Exercise: Give back the full listing, character for character, with no pictures.
+ + +
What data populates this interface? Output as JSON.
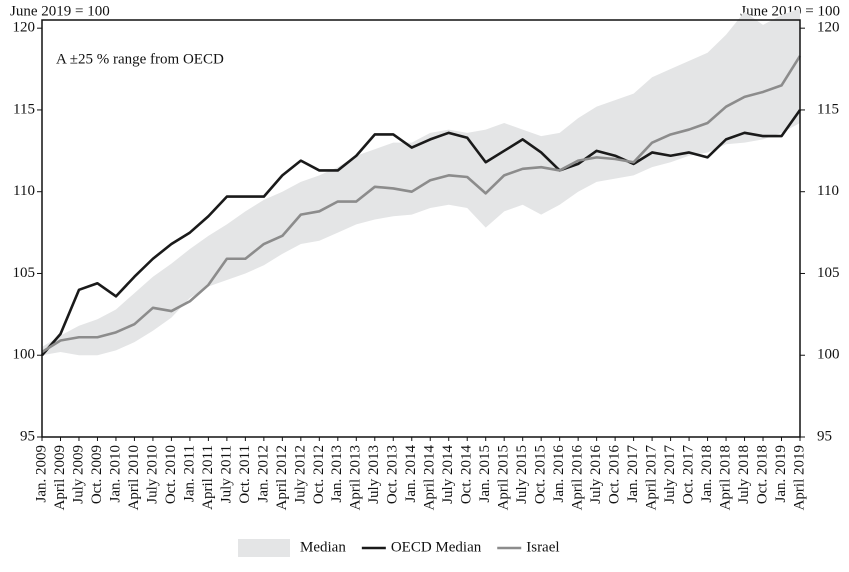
{
  "chart_data": {
    "type": "line",
    "left_note": "June 2019 = 100",
    "right_note": "June 2019 = 100",
    "annotation": "A ±25 % range from OECD",
    "categories": [
      "Jan. 2009",
      "April 2009",
      "July 2009",
      "Oct. 2009",
      "Jan. 2010",
      "April 2010",
      "July 2010",
      "Oct. 2010",
      "Jan. 2011",
      "April 2011",
      "July 2011",
      "Oct. 2011",
      "Jan. 2012",
      "April 2012",
      "July 2012",
      "Oct. 2012",
      "Jan. 2013",
      "April 2013",
      "July 2013",
      "Oct. 2013",
      "Jan. 2014",
      "April 2014",
      "July 2014",
      "Oct. 2014",
      "Jan. 2015",
      "April 2015",
      "July 2015",
      "Oct. 2015",
      "Jan. 2016",
      "April 2016",
      "July 2016",
      "Oct. 2016",
      "Jan. 2017",
      "April 2017",
      "July 2017",
      "Oct. 2017",
      "Jan. 2018",
      "April 2018",
      "July 2018",
      "Oct. 2018",
      "Jan. 2019",
      "April 2019"
    ],
    "series": [
      {
        "name": "Median",
        "kind": "band",
        "color": "#e4e5e6",
        "lower": [
          100.0,
          100.2,
          100.0,
          100.0,
          100.3,
          100.8,
          101.5,
          102.3,
          103.5,
          104.2,
          104.6,
          105.0,
          105.5,
          106.2,
          106.8,
          107.0,
          107.5,
          108.0,
          108.3,
          108.5,
          108.6,
          109.0,
          109.2,
          109.0,
          107.8,
          108.8,
          109.2,
          108.6,
          109.2,
          110.0,
          110.6,
          110.8,
          111.0,
          111.5,
          111.8,
          112.2,
          112.4,
          112.9,
          113.0,
          113.2,
          113.6,
          114.2
        ],
        "upper": [
          100.5,
          101.2,
          101.8,
          102.2,
          102.8,
          103.8,
          104.8,
          105.6,
          106.5,
          107.3,
          108.0,
          108.8,
          109.5,
          110.0,
          110.6,
          111.0,
          111.5,
          112.2,
          112.6,
          113.0,
          113.0,
          113.6,
          113.8,
          113.6,
          113.8,
          114.2,
          113.8,
          113.4,
          113.6,
          114.5,
          115.2,
          115.6,
          116.0,
          117.0,
          117.5,
          118.0,
          118.5,
          119.6,
          121.0,
          120.2,
          120.8,
          121.2
        ]
      },
      {
        "name": "OECD Median",
        "color": "#1a1a1a",
        "values": [
          100.0,
          101.3,
          104.0,
          104.4,
          103.6,
          104.8,
          105.9,
          106.8,
          107.5,
          108.5,
          109.7,
          109.7,
          109.7,
          111.0,
          111.9,
          111.3,
          111.3,
          112.2,
          113.5,
          113.5,
          112.7,
          113.2,
          113.6,
          113.3,
          111.8,
          112.5,
          113.2,
          112.4,
          111.3,
          111.7,
          112.5,
          112.2,
          111.7,
          112.4,
          112.2,
          112.4,
          112.1,
          113.2,
          113.6,
          113.4,
          113.4,
          115.0
        ]
      },
      {
        "name": "Israel",
        "color": "#8c8c8c",
        "values": [
          100.2,
          100.9,
          101.1,
          101.1,
          101.4,
          101.9,
          102.9,
          102.7,
          103.3,
          104.3,
          105.9,
          105.9,
          106.8,
          107.3,
          108.6,
          108.8,
          109.4,
          109.4,
          110.3,
          110.2,
          110.0,
          110.7,
          111.0,
          110.9,
          109.9,
          111.0,
          111.4,
          111.5,
          111.3,
          111.9,
          112.1,
          112.0,
          111.8,
          113.0,
          113.5,
          113.8,
          114.2,
          115.2,
          115.8,
          116.1,
          116.5,
          118.3
        ]
      }
    ],
    "ylim": [
      95,
      120.5
    ],
    "yticks": [
      95,
      100,
      105,
      110,
      115,
      120
    ],
    "y2lim": [
      95,
      120.5
    ],
    "y2ticks": [
      95,
      100,
      105,
      110,
      115,
      120
    ],
    "legend": "bottom"
  }
}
+ + +
Full solution:
What data populates this interface? Output as JSON.
{
  "chart_data": {
    "type": "line",
    "left_note": "June 2019 = 100",
    "right_note": "June 2019 = 100",
    "annotation": "A ±25 % range from OECD",
    "categories": [
      "Jan. 2009",
      "April 2009",
      "July 2009",
      "Oct. 2009",
      "Jan. 2010",
      "April 2010",
      "July 2010",
      "Oct. 2010",
      "Jan. 2011",
      "April 2011",
      "July 2011",
      "Oct. 2011",
      "Jan. 2012",
      "April 2012",
      "July 2012",
      "Oct. 2012",
      "Jan. 2013",
      "April 2013",
      "July 2013",
      "Oct. 2013",
      "Jan. 2014",
      "April 2014",
      "July 2014",
      "Oct. 2014",
      "Jan. 2015",
      "April 2015",
      "July 2015",
      "Oct. 2015",
      "Jan. 2016",
      "April 2016",
      "July 2016",
      "Oct. 2016",
      "Jan. 2017",
      "April 2017",
      "July 2017",
      "Oct. 2017",
      "Jan. 2018",
      "April 2018",
      "July 2018",
      "Oct. 2018",
      "Jan. 2019",
      "April 2019"
    ],
    "series": [
      {
        "name": "Median",
        "kind": "band",
        "color": "#e4e5e6",
        "lower": [
          100.0,
          100.2,
          100.0,
          100.0,
          100.3,
          100.8,
          101.5,
          102.3,
          103.5,
          104.2,
          104.6,
          105.0,
          105.5,
          106.2,
          106.8,
          107.0,
          107.5,
          108.0,
          108.3,
          108.5,
          108.6,
          109.0,
          109.2,
          109.0,
          107.8,
          108.8,
          109.2,
          108.6,
          109.2,
          110.0,
          110.6,
          110.8,
          111.0,
          111.5,
          111.8,
          112.2,
          112.4,
          112.9,
          113.0,
          113.2,
          113.6,
          114.2
        ],
        "upper": [
          100.5,
          101.2,
          101.8,
          102.2,
          102.8,
          103.8,
          104.8,
          105.6,
          106.5,
          107.3,
          108.0,
          108.8,
          109.5,
          110.0,
          110.6,
          111.0,
          111.5,
          112.2,
          112.6,
          113.0,
          113.0,
          113.6,
          113.8,
          113.6,
          113.8,
          114.2,
          113.8,
          113.4,
          113.6,
          114.5,
          115.2,
          115.6,
          116.0,
          117.0,
          117.5,
          118.0,
          118.5,
          119.6,
          121.0,
          120.2,
          120.8,
          121.2
        ]
      },
      {
        "name": "OECD Median",
        "color": "#1a1a1a",
        "values": [
          100.0,
          101.3,
          104.0,
          104.4,
          103.6,
          104.8,
          105.9,
          106.8,
          107.5,
          108.5,
          109.7,
          109.7,
          109.7,
          111.0,
          111.9,
          111.3,
          111.3,
          112.2,
          113.5,
          113.5,
          112.7,
          113.2,
          113.6,
          113.3,
          111.8,
          112.5,
          113.2,
          112.4,
          111.3,
          111.7,
          112.5,
          112.2,
          111.7,
          112.4,
          112.2,
          112.4,
          112.1,
          113.2,
          113.6,
          113.4,
          113.4,
          115.0
        ]
      },
      {
        "name": "Israel",
        "color": "#8c8c8c",
        "values": [
          100.2,
          100.9,
          101.1,
          101.1,
          101.4,
          101.9,
          102.9,
          102.7,
          103.3,
          104.3,
          105.9,
          105.9,
          106.8,
          107.3,
          108.6,
          108.8,
          109.4,
          109.4,
          110.3,
          110.2,
          110.0,
          110.7,
          111.0,
          110.9,
          109.9,
          111.0,
          111.4,
          111.5,
          111.3,
          111.9,
          112.1,
          112.0,
          111.8,
          113.0,
          113.5,
          113.8,
          114.2,
          115.2,
          115.8,
          116.1,
          116.5,
          118.3
        ]
      }
    ],
    "ylim": [
      95,
      120.5
    ],
    "yticks": [
      95,
      100,
      105,
      110,
      115,
      120
    ],
    "y2lim": [
      95,
      120.5
    ],
    "y2ticks": [
      95,
      100,
      105,
      110,
      115,
      120
    ],
    "legend": "bottom"
  }
}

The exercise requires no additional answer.